* _Exercise requirements_
Check each line of the records for "rgba"; collect those that have it.

* _Input_
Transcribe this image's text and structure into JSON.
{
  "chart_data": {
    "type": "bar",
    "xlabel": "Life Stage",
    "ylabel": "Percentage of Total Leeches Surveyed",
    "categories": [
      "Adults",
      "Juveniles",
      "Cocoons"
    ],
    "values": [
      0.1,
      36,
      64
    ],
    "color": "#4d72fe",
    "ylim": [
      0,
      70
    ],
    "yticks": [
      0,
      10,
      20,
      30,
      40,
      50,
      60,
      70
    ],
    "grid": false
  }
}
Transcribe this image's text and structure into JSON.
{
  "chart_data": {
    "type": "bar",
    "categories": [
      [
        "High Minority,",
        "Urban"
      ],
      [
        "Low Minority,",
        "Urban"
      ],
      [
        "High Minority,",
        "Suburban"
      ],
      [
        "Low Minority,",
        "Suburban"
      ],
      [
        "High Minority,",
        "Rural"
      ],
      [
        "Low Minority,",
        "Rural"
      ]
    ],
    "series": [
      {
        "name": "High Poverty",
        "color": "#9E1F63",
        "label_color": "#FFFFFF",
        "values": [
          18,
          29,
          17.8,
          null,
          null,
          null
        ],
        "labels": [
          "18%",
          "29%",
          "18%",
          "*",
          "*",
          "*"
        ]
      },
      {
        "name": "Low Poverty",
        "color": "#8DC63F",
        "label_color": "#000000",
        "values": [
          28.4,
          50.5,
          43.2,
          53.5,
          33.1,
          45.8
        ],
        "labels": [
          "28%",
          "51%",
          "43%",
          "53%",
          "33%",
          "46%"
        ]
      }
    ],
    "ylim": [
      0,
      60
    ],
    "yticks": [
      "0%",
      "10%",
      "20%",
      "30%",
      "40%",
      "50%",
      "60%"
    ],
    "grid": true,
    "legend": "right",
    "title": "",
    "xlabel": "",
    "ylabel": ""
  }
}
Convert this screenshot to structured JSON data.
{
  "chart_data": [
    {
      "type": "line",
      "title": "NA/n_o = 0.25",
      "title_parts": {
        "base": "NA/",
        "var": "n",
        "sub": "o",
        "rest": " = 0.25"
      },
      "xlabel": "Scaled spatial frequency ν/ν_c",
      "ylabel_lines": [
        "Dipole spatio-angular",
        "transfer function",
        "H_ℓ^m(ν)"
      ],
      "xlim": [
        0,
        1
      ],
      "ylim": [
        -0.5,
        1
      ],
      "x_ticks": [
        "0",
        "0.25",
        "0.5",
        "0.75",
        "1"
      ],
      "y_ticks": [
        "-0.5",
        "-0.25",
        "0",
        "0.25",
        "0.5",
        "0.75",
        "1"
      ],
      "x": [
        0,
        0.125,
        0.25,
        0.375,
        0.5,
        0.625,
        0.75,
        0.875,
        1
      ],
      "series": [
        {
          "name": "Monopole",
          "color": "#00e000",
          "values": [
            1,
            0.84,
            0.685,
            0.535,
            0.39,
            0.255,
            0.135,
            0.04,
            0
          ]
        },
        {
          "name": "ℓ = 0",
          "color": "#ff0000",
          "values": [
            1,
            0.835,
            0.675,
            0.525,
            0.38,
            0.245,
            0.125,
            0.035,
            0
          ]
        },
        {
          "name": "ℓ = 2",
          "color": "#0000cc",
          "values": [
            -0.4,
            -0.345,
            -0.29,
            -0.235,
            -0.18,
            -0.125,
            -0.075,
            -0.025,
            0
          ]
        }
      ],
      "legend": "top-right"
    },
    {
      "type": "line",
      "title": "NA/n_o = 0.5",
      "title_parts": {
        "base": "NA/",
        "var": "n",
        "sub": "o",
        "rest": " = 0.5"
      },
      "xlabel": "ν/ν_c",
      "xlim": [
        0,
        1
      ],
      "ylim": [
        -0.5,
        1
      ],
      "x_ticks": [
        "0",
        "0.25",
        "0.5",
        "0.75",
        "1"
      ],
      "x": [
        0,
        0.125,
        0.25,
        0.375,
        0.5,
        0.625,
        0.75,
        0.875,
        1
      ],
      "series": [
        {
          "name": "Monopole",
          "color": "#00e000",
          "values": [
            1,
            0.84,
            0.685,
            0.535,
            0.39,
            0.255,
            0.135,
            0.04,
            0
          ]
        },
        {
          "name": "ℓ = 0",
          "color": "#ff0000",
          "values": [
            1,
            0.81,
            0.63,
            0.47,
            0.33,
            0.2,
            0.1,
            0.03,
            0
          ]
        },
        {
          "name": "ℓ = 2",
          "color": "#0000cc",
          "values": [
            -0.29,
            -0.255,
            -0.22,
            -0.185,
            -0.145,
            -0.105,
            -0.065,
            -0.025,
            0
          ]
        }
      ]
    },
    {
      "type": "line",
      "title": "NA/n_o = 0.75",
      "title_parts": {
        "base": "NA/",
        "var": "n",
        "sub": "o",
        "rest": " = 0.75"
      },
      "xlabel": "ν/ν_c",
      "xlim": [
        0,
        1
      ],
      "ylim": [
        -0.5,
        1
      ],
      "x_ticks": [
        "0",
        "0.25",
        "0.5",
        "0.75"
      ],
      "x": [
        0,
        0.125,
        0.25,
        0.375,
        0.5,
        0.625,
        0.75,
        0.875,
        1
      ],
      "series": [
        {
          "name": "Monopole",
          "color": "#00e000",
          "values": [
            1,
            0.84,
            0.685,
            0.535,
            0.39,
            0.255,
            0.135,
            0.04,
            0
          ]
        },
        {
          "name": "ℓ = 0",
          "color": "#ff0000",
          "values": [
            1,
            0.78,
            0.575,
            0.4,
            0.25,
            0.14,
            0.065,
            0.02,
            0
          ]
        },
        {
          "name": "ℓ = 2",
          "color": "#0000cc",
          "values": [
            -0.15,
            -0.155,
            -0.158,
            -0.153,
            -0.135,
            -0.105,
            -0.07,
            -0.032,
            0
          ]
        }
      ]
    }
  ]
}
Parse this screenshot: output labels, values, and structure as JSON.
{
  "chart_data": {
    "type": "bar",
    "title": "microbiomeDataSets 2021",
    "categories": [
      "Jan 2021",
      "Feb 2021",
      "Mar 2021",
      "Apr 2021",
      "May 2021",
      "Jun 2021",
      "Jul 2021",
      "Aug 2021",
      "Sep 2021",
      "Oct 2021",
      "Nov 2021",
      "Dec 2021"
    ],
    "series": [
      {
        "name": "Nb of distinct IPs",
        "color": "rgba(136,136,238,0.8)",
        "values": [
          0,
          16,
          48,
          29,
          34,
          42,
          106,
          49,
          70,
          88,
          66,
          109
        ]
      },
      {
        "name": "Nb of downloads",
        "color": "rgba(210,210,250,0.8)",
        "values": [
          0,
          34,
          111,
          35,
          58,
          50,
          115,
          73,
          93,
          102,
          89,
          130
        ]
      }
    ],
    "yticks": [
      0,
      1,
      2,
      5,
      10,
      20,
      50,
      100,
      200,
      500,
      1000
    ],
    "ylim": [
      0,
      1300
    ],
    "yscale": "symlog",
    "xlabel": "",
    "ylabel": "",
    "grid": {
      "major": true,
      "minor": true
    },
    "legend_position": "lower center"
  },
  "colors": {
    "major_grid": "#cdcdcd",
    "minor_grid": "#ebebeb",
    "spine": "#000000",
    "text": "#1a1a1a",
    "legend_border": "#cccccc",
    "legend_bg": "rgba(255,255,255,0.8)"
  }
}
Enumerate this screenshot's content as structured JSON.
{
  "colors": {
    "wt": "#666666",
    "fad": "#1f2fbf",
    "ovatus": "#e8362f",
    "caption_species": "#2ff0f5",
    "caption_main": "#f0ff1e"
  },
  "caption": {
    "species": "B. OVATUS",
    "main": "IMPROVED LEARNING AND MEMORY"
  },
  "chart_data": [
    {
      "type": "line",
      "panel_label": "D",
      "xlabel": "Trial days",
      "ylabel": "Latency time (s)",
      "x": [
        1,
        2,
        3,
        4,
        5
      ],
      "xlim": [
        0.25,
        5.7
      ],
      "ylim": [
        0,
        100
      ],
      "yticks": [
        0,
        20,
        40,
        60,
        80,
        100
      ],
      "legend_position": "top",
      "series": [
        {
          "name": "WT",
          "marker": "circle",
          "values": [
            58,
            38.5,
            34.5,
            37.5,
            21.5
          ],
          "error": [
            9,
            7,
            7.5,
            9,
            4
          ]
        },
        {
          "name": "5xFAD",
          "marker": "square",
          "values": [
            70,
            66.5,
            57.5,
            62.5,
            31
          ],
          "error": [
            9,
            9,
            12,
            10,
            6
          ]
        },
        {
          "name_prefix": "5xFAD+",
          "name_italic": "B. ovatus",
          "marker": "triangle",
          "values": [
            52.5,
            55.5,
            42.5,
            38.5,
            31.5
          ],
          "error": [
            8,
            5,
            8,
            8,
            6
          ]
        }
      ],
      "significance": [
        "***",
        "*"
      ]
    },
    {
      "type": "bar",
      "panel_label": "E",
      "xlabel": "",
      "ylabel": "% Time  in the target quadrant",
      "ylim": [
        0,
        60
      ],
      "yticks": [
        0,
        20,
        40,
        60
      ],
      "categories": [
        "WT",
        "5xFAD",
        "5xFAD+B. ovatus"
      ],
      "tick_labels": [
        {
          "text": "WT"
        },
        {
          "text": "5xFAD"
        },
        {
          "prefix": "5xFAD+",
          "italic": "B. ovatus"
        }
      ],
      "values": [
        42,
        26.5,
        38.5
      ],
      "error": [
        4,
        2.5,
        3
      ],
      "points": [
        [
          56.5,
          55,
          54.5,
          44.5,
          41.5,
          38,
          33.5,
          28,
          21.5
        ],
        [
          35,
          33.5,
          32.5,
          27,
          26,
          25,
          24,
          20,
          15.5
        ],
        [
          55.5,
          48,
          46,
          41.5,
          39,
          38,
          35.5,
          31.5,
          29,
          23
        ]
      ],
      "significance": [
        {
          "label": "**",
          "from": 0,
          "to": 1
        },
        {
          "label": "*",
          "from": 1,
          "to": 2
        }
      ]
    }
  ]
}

* _Correct response_
        "color": "rgba(136,136,238,0.8)",
        "color": "rgba(210,210,250,0.8)",
    "legend_bg": "rgba(255,255,255,0.8)"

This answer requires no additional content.